··· Records for processing

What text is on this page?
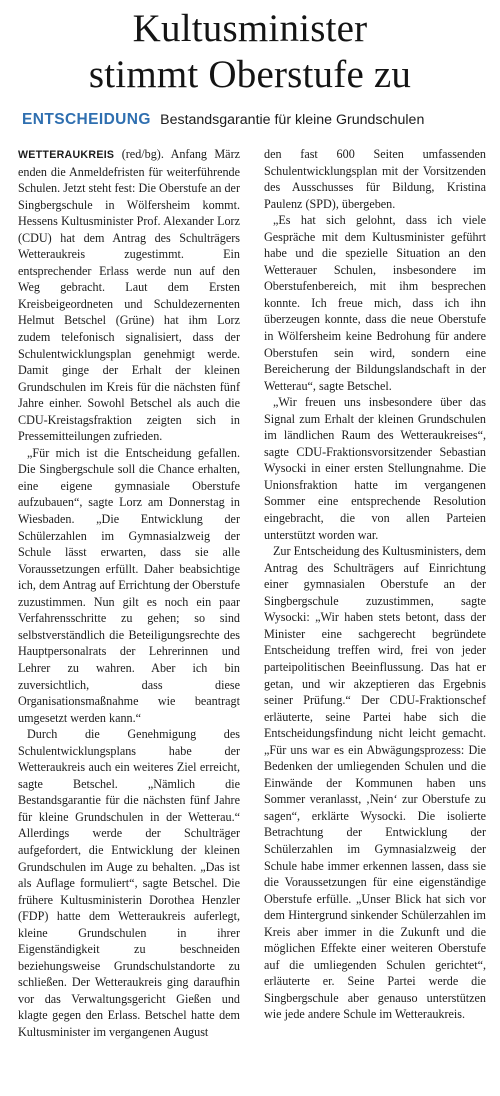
Kultusminister
stimmt Oberstufe zu
ENTSCHEIDUNG Bestandsgarantie für kleine Grundschulen

WETTERAUKREIS (red/bg). Anfang März enden die Anmeldefristen für weiterführende Schulen. Jetzt steht fest: Die Oberstufe an der Singbergschule in Wölfersheim kommt. Hessens Kultusminister Prof. Alexander Lorz (CDU) hat dem Antrag des Schulträgers Wetteraukreis zugestimmt. Ein entsprechender Erlass werde nun auf den Weg gebracht. Laut dem Ersten Kreisbeigeordneten und Schuldezernenten Helmut Betschel (Grüne) hat ihm Lorz zudem telefonisch signalisiert, dass der Schulentwicklungsplan genehmigt werde. Damit ginge der Erhalt der kleinen Grundschulen im Kreis für die nächsten fünf Jahre einher. Sowohl Betschel als auch die CDU-Kreistagsfraktion zeigten sich in Pressemitteilungen zufrieden.

„Für mich ist die Entscheidung gefallen. Die Singbergschule soll die Chance erhalten, eine eigene gymnasiale Oberstufe aufzubauen“, sagte Lorz am Donnerstag in Wiesbaden. „Die Entwicklung der Schülerzahlen im Gymnasialzweig der Schule lässt erwarten, dass sie alle Voraussetzungen erfüllt. Daher beabsichtige ich, dem Antrag auf Errichtung der Oberstufe zuzustimmen. Nun gilt es noch ein paar Verfahrensschritte zu gehen; so sind selbstverständlich die Beteiligungsrechte des Hauptpersonalrats der Lehrerinnen und Lehrer zu wahren. Aber ich bin zuversichtlich, dass diese Organisationsmaßnahme wie beantragt umgesetzt werden kann.“

Durch die Genehmigung des Schulentwicklungsplans habe der Wetteraukreis auch ein weiteres Ziel erreicht, sagte Betschel. „Nämlich die Bestandsgarantie für die nächsten fünf Jahre für kleine Grundschulen in der Wetterau.“ Allerdings werde der Schulträger aufgefordert, die Entwicklung der kleinen Grundschulen im Auge zu behalten. „Das ist als Auflage formuliert“, sagte Betschel. Die frühere Kultusministerin Dorothea Henzler (FDP) hatte dem Wetteraukreis auferlegt, kleine Grundschulen in ihrer Eigenständigkeit zu beschneiden beziehungsweise Grundschulstandorte zu schließen. Der Wetteraukreis ging daraufhin vor das Verwaltungsgericht Gießen und klagte gegen den Erlass. Betschel hatte dem Kultusminister im vergangenen August

den fast 600 Seiten umfassenden Schulentwicklungsplan mit der Vorsitzenden des Ausschusses für Bildung, Kristina Paulenz (SPD), übergeben.

„Es hat sich gelohnt, dass ich viele Gespräche mit dem Kultusminister geführt habe und die spezielle Situation an den Wetterauer Schulen, insbesondere im Oberstufenbereich, mit ihm besprechen konnte. Ich freue mich, dass ich ihn überzeugen konnte, dass die neue Oberstufe in Wölfersheim keine Bedrohung für andere Oberstufen sein wird, sondern eine Bereicherung der Bildungslandschaft in der Wetterau“, sagte Betschel.

„Wir freuen uns insbesondere über das Signal zum Erhalt der kleinen Grundschulen im ländlichen Raum des Wetteraukreises“, sagte CDU-Fraktionsvorsitzender Sebastian Wysocki in einer ersten Stellungnahme. Die Unionsfraktion hatte im vergangenen Sommer eine entsprechende Resolution eingebracht, die von allen Parteien unterstützt worden war.

Zur Entscheidung des Kultusministers, dem Antrag des Schulträgers auf Einrichtung einer gymnasialen Oberstufe an der Singbergschule zuzustimmen, sagte Wysocki: „Wir haben stets betont, dass der Minister eine sachgerecht begründete Entscheidung treffen wird, frei von jeder parteipolitischen Beeinflussung. Das hat er getan, und wir akzeptieren das Ergebnis seiner Prüfung.“ Der CDU-Fraktionschef erläuterte, seine Partei habe sich die Entscheidungsfindung nicht leicht gemacht. „Für uns war es ein Abwägungsprozess: Die Bedenken der umliegenden Schulen und die Einwände der Kommunen haben uns Sommer veranlasst, ‚Nein‘ zur Oberstufe zu sagen“, erklärte Wysocki. Die isolierte Betrachtung der Entwicklung der Schülerzahlen im Gymnasialzweig der Schule habe immer erkennen lassen, dass sie die Voraussetzungen für eine eigenständige Oberstufe erfülle. „Unser Blick hat sich vor dem Hintergrund sinkender Schülerzahlen im Kreis aber immer in die Zukunft und die möglichen Effekte einer weiteren Oberstufe auf die umliegenden Schulen gerichtet“, erläuterte er. Seine Partei werde die Singbergschule aber genauso unterstützen wie jede andere Schule im Wetteraukreis.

······

- [Problem description]:
Write the full listing out again with every line unchanged, but include no pictures.

- [Written response]:
What text is on this page?
Kultusminister
stimmt Oberstufe zu
ENTSCHEIDUNG Bestandsgarantie für kleine Grundschulen

WETTERAUKREIS (red/bg). Anfang März enden die Anmeldefristen für weiterführende Schulen. Jetzt steht fest: Die Oberstufe an der Singbergschule in Wölfersheim kommt. Hessens Kultusminister Prof. Alexander Lorz (CDU) hat dem Antrag des Schulträgers Wetteraukreis zugestimmt. Ein entsprechender Erlass werde nun auf den Weg gebracht. Laut dem Ersten Kreisbeigeordneten und Schuldezernenten Helmut Betschel (Grüne) hat ihm Lorz zudem telefonisch signalisiert, dass der Schulentwicklungsplan genehmigt werde. Damit ginge der Erhalt der kleinen Grundschulen im Kreis für die nächsten fünf Jahre einher. Sowohl Betschel als auch die CDU-Kreistagsfraktion zeigten sich in Pressemitteilungen zufrieden.

„Für mich ist die Entscheidung gefallen. Die Singbergschule soll die Chance erhalten, eine eigene gymnasiale Oberstufe aufzubauen“, sagte Lorz am Donnerstag in Wiesbaden. „Die Entwicklung der Schülerzahlen im Gymnasialzweig der Schule lässt erwarten, dass sie alle Voraussetzungen erfüllt. Daher beabsichtige ich, dem Antrag auf Errichtung der Oberstufe zuzustimmen. Nun gilt es noch ein paar Verfahrensschritte zu gehen; so sind selbstverständlich die Beteiligungsrechte des Hauptpersonalrats der Lehrerinnen und Lehrer zu wahren. Aber ich bin zuversichtlich, dass diese Organisationsmaßnahme wie beantragt umgesetzt werden kann.“

Durch die Genehmigung des Schulentwicklungsplans habe der Wetteraukreis auch ein weiteres Ziel erreicht, sagte Betschel. „Nämlich die Bestandsgarantie für die nächsten fünf Jahre für kleine Grundschulen in der Wetterau.“ Allerdings werde der Schulträger aufgefordert, die Entwicklung der kleinen Grundschulen im Auge zu behalten. „Das ist als Auflage formuliert“, sagte Betschel. Die frühere Kultusministerin Dorothea Henzler (FDP) hatte dem Wetteraukreis auferlegt, kleine Grundschulen in ihrer Eigenständigkeit zu beschneiden beziehungsweise Grundschulstandorte zu schließen. Der Wetteraukreis ging daraufhin vor das Verwaltungsgericht Gießen und klagte gegen den Erlass. Betschel hatte dem Kultusminister im vergangenen August

den fast 600 Seiten umfassenden Schulentwicklungsplan mit der Vorsitzenden des Ausschusses für Bildung, Kristina Paulenz (SPD), übergeben.

„Es hat sich gelohnt, dass ich viele Gespräche mit dem Kultusminister geführt habe und die spezielle Situation an den Wetterauer Schulen, insbesondere im Oberstufenbereich, mit ihm besprechen konnte. Ich freue mich, dass ich ihn überzeugen konnte, dass die neue Oberstufe in Wölfersheim keine Bedrohung für andere Oberstufen sein wird, sondern eine Bereicherung der Bildungslandschaft in der Wetterau“, sagte Betschel.

„Wir freuen uns insbesondere über das Signal zum Erhalt der kleinen Grundschulen im ländlichen Raum des Wetteraukreises“, sagte CDU-Fraktionsvorsitzender Sebastian Wysocki in einer ersten Stellungnahme. Die Unionsfraktion hatte im vergangenen Sommer eine entsprechende Resolution eingebracht, die von allen Parteien unterstützt worden war.

Zur Entscheidung des Kultusministers, dem Antrag des Schulträgers auf Einrichtung einer gymnasialen Oberstufe an der Singbergschule zuzustimmen, sagte Wysocki: „Wir haben stets betont, dass der Minister eine sachgerecht begründete Entscheidung treffen wird, frei von jeder parteipolitischen Beeinflussung. Das hat er getan, und wir akzeptieren das Ergebnis seiner Prüfung.“ Der CDU-Fraktionschef erläuterte, seine Partei habe sich die Entscheidungsfindung nicht leicht gemacht. „Für uns war es ein Abwägungsprozess: Die Bedenken der umliegenden Schulen und die Einwände der Kommunen haben uns Sommer veranlasst, ‚Nein‘ zur Oberstufe zu sagen“, erklärte Wysocki. Die isolierte Betrachtung der Entwicklung der Schülerzahlen im Gymnasialzweig der Schule habe immer erkennen lassen, dass sie die Voraussetzungen für eine eigenständige Oberstufe erfülle. „Unser Blick hat sich vor dem Hintergrund sinkender Schülerzahlen im Kreis aber immer in die Zukunft und die möglichen Effekte einer weiteren Oberstufe auf die umliegenden Schulen gerichtet“, erläuterte er. Seine Partei werde die Singbergschule aber genauso unterstützen wie jede andere Schule im Wetteraukreis.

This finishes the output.